**Requirement**
Report the number of lines that include "впервые", with no additional text.

**Supplied data**
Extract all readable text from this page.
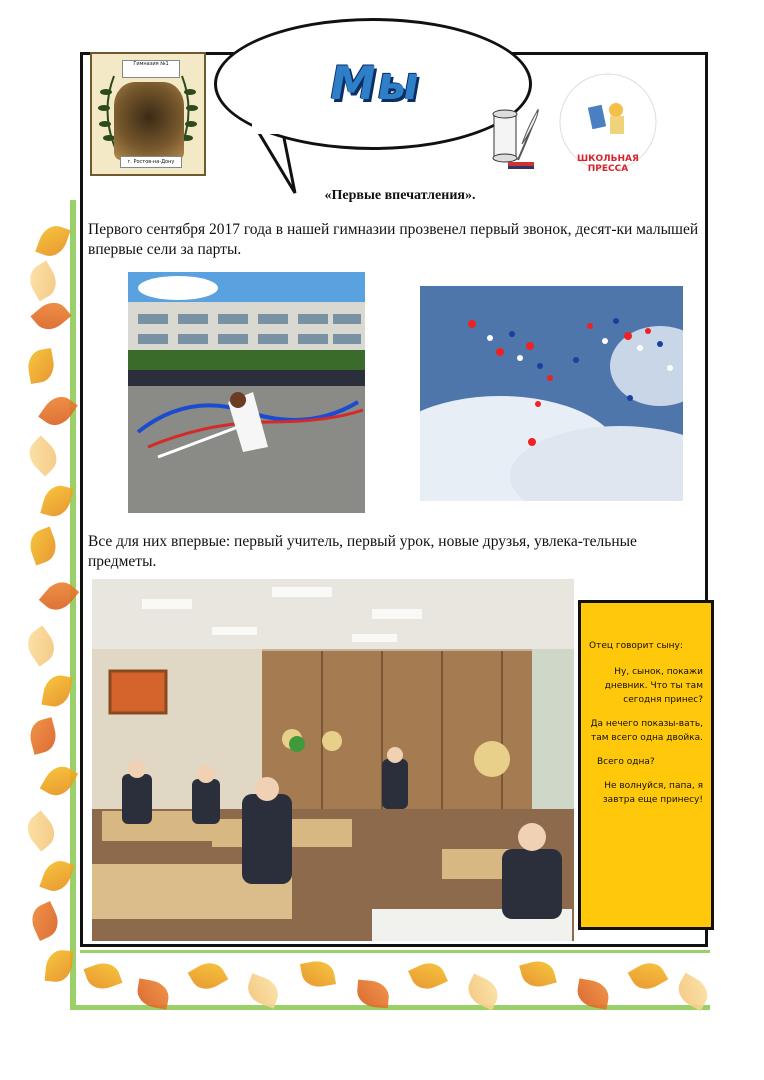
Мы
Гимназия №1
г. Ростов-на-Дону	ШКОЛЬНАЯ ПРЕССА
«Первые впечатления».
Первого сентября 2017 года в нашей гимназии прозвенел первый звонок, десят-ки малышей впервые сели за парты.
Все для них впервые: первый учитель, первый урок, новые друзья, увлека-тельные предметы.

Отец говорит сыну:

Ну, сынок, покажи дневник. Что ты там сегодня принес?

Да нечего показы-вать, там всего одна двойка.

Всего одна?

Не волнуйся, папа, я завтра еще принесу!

**Answer**
2